*What to produce:* Below is the data. Give it again, complete and exact.

───── Input for this task ─────

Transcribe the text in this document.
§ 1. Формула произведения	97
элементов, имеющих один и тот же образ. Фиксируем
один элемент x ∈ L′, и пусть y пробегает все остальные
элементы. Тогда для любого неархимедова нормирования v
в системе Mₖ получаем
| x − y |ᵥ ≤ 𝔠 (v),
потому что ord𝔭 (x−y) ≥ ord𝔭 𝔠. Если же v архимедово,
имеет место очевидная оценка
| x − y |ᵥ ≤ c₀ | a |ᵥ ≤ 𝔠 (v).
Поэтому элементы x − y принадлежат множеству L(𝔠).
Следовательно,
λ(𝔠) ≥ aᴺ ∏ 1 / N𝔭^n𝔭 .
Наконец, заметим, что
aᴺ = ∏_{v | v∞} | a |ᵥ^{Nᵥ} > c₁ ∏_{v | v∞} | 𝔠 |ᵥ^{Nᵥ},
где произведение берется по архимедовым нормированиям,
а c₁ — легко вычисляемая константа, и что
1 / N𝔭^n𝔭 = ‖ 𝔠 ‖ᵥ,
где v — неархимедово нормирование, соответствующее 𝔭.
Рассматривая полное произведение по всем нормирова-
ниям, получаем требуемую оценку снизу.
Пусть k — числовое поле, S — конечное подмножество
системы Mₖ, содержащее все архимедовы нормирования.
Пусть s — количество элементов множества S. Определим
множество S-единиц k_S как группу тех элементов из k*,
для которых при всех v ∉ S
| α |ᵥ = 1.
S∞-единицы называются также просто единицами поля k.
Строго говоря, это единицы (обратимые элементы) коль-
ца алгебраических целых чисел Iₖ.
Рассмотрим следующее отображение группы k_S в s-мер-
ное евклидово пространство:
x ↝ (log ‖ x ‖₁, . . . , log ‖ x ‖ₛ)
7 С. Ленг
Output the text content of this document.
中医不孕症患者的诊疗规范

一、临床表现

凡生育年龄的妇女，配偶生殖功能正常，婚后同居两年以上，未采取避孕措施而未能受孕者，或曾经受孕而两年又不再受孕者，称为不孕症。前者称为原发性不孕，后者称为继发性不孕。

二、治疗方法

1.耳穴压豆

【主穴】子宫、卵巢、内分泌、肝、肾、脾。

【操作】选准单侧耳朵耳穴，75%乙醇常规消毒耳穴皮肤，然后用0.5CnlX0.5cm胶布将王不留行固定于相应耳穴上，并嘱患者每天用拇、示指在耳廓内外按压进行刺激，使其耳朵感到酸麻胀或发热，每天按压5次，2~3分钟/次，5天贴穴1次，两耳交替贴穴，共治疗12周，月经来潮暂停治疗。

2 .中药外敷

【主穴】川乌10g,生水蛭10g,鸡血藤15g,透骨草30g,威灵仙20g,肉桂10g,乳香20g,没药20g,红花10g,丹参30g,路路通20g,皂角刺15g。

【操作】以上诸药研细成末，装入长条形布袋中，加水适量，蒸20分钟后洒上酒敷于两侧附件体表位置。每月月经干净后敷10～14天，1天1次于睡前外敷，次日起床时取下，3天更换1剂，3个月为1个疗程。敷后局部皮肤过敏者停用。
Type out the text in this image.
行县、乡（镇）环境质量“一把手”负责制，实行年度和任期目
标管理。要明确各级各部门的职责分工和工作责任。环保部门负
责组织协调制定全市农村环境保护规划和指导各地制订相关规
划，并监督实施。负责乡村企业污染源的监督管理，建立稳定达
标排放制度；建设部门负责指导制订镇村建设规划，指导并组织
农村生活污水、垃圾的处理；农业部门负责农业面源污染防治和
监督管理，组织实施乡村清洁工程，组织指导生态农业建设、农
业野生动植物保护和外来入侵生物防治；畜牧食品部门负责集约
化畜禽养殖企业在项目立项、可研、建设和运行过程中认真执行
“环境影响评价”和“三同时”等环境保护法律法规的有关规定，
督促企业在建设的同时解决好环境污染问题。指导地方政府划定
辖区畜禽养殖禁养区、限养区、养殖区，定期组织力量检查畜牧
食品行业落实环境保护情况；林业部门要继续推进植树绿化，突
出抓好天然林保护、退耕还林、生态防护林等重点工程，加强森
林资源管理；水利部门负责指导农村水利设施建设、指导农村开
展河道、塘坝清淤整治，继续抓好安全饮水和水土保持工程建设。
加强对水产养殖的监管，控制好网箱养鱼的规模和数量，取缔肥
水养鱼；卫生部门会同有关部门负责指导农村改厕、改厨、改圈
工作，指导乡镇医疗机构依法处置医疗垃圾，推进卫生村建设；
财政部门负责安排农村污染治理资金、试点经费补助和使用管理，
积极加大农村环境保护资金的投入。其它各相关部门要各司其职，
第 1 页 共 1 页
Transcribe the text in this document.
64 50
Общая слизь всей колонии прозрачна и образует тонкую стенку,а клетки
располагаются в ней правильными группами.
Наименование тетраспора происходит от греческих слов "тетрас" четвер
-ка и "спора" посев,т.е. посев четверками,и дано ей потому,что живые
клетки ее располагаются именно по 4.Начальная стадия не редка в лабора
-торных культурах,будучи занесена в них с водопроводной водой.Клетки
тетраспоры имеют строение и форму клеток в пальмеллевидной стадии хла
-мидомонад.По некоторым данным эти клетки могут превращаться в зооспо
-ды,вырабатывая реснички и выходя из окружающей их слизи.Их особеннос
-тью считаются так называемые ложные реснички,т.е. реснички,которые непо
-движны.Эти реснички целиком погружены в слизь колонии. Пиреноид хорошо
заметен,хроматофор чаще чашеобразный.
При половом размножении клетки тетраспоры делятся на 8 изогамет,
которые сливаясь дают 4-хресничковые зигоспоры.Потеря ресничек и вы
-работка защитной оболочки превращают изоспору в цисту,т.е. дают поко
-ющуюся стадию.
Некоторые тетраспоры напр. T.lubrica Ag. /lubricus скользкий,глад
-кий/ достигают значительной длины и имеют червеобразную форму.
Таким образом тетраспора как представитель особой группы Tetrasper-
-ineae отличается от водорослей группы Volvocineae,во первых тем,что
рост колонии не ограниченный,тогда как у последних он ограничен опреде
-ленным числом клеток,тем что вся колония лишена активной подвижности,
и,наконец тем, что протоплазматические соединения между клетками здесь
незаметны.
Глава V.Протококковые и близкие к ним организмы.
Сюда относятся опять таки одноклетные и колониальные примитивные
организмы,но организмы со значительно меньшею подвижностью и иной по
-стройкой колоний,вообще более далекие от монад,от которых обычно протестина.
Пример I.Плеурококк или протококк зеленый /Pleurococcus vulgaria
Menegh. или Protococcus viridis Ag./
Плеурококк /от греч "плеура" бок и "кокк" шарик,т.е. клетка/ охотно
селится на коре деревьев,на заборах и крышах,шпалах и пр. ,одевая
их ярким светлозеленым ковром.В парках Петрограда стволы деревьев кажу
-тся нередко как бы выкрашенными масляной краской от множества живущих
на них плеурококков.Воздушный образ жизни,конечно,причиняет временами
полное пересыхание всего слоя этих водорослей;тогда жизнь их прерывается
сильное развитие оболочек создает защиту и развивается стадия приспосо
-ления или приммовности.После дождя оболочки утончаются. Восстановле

─────

*Response to this task:*
Transcribe the text in this document.
§ 1. Формула произведения	97
элементов, имеющих один и тот же образ. Фиксируем
один элемент x ∈ L′, и пусть y пробегает все остальные
элементы. Тогда для любого неархимедова нормирования v
в системе Mₖ получаем
| x − y |ᵥ ≤ 𝔠 (v),
потому что ord𝔭 (x−y) ≥ ord𝔭 𝔠. Если же v архимедово,
имеет место очевидная оценка
| x − y |ᵥ ≤ c₀ | a |ᵥ ≤ 𝔠 (v).
Поэтому элементы x − y принадлежат множеству L(𝔠).
Следовательно,
λ(𝔠) ≥ aᴺ ∏ 1 / N𝔭^n𝔭 .
Наконец, заметим, что
aᴺ = ∏_{v | v∞} | a |ᵥ^{Nᵥ} > c₁ ∏_{v | v∞} | 𝔠 |ᵥ^{Nᵥ},
где произведение берется по архимедовым нормированиям,
а c₁ — легко вычисляемая константа, и что
1 / N𝔭^n𝔭 = ‖ 𝔠 ‖ᵥ,
где v — неархимедово нормирование, соответствующее 𝔭.
Рассматривая полное произведение по всем нормирова-
ниям, получаем требуемую оценку снизу.
Пусть k — числовое поле, S — конечное подмножество
системы Mₖ, содержащее все архимедовы нормирования.
Пусть s — количество элементов множества S. Определим
множество S-единиц k_S как группу тех элементов из k*,
для которых при всех v ∉ S
| α |ᵥ = 1.
S∞-единицы называются также просто единицами поля k.
Строго говоря, это единицы (обратимые элементы) коль-
ца алгебраических целых чисел Iₖ.
Рассмотрим следующее отображение группы k_S в s-мер-
ное евклидово пространство:
x ↝ (log ‖ x ‖₁, . . . , log ‖ x ‖ₛ)
7 С. Ленг
Output the text content of this document.
中医不孕症患者的诊疗规范

一、临床表现

凡生育年龄的妇女，配偶生殖功能正常，婚后同居两年以上，未采取避孕措施而未能受孕者，或曾经受孕而两年又不再受孕者，称为不孕症。前者称为原发性不孕，后者称为继发性不孕。

二、治疗方法

1.耳穴压豆

【主穴】子宫、卵巢、内分泌、肝、肾、脾。

【操作】选准单侧耳朵耳穴，75%乙醇常规消毒耳穴皮肤，然后用0.5CnlX0.5cm胶布将王不留行固定于相应耳穴上，并嘱患者每天用拇、示指在耳廓内外按压进行刺激，使其耳朵感到酸麻胀或发热，每天按压5次，2~3分钟/次，5天贴穴1次，两耳交替贴穴，共治疗12周，月经来潮暂停治疗。

2 .中药外敷

【主穴】川乌10g,生水蛭10g,鸡血藤15g,透骨草30g,威灵仙20g,肉桂10g,乳香20g,没药20g,红花10g,丹参30g,路路通20g,皂角刺15g。

【操作】以上诸药研细成末，装入长条形布袋中，加水适量，蒸20分钟后洒上酒敷于两侧附件体表位置。每月月经干净后敷10～14天，1天1次于睡前外敷，次日起床时取下，3天更换1剂，3个月为1个疗程。敷后局部皮肤过敏者停用。
Type out the text in this image.
行县、乡（镇）环境质量“一把手”负责制，实行年度和任期目
标管理。要明确各级各部门的职责分工和工作责任。环保部门负
责组织协调制定全市农村环境保护规划和指导各地制订相关规
划，并监督实施。负责乡村企业污染源的监督管理，建立稳定达
标排放制度；建设部门负责指导制订镇村建设规划，指导并组织
农村生活污水、垃圾的处理；农业部门负责农业面源污染防治和
监督管理，组织实施乡村清洁工程，组织指导生态农业建设、农
业野生动植物保护和外来入侵生物防治；畜牧食品部门负责集约
化畜禽养殖企业在项目立项、可研、建设和运行过程中认真执行
“环境影响评价”和“三同时”等环境保护法律法规的有关规定，
督促企业在建设的同时解决好环境污染问题。指导地方政府划定
辖区畜禽养殖禁养区、限养区、养殖区，定期组织力量检查畜牧
食品行业落实环境保护情况；林业部门要继续推进植树绿化，突
出抓好天然林保护、退耕还林、生态防护林等重点工程，加强森
林资源管理；水利部门负责指导农村水利设施建设、指导农村开
展河道、塘坝清淤整治，继续抓好安全饮水和水土保持工程建设。
加强对水产养殖的监管，控制好网箱养鱼的规模和数量，取缔肥
水养鱼；卫生部门会同有关部门负责指导农村改厕、改厨、改圈
工作，指导乡镇医疗机构依法处置医疗垃圾，推进卫生村建设；
财政部门负责安排农村污染治理资金、试点经费补助和使用管理，
积极加大农村环境保护资金的投入。其它各相关部门要各司其职，
第 1 页 共 1 页
Transcribe the text in this document.
64 50
Общая слизь всей колонии прозрачна и образует тонкую стенку,а клетки
располагаются в ней правильными группами.
Наименование тетраспора происходит от греческих слов "тетрас" четвер
-ка и "спора" посев,т.е. посев четверками,и дано ей потому,что живые
клетки ее располагаются именно по 4.Начальная стадия не редка в лабора
-торных культурах,будучи занесена в них с водопроводной водой.Клетки
тетраспоры имеют строение и форму клеток в пальмеллевидной стадии хла
-мидомонад.По некоторым данным эти клетки могут превращаться в зооспо
-ды,вырабатывая реснички и выходя из окружающей их слизи.Их особеннос
-тью считаются так называемые ложные реснички,т.е. реснички,которые непо
-движны.Эти реснички целиком погружены в слизь колонии. Пиреноид хорошо
заметен,хроматофор чаще чашеобразный.
При половом размножении клетки тетраспоры делятся на 8 изогамет,
которые сливаясь дают 4-хресничковые зигоспоры.Потеря ресничек и вы
-работка защитной оболочки превращают изоспору в цисту,т.е. дают поко
-ющуюся стадию.
Некоторые тетраспоры напр. T.lubrica Ag. /lubricus скользкий,глад
-кий/ достигают значительной длины и имеют червеобразную форму.
Таким образом тетраспора как представитель особой группы Tetrasper-
-ineae отличается от водорослей группы Volvocineae,во первых тем,что
рост колонии не ограниченный,тогда как у последних он ограничен опреде
-ленным числом клеток,тем что вся колония лишена активной подвижности,
и,наконец тем, что протоплазматические соединения между клетками здесь
незаметны.
Глава V.Протококковые и близкие к ним организмы.
Сюда относятся опять таки одноклетные и колониальные примитивные
организмы,но организмы со значительно меньшею подвижностью и иной по
-стройкой колоний,вообще более далекие от монад,от которых обычно протестина.
Пример I.Плеурококк или протококк зеленый /Pleurococcus vulgaria
Menegh. или Protococcus viridis Ag./
Плеурококк /от греч "плеура" бок и "кокк" шарик,т.е. клетка/ охотно
селится на коре деревьев,на заборах и крышах,шпалах и пр. ,одевая
их ярким светлозеленым ковром.В парках Петрограда стволы деревьев кажу
-тся нередко как бы выкрашенными масляной краской от множества живущих
на них плеурококков.Воздушный образ жизни,конечно,причиняет временами
полное пересыхание всего слоя этих водорослей;тогда жизнь их прерывается
сильное развитие оболочек создает защиту и развивается стадия приспосо
-ления или приммовности.После дождя оболочки утончаются. Восстановле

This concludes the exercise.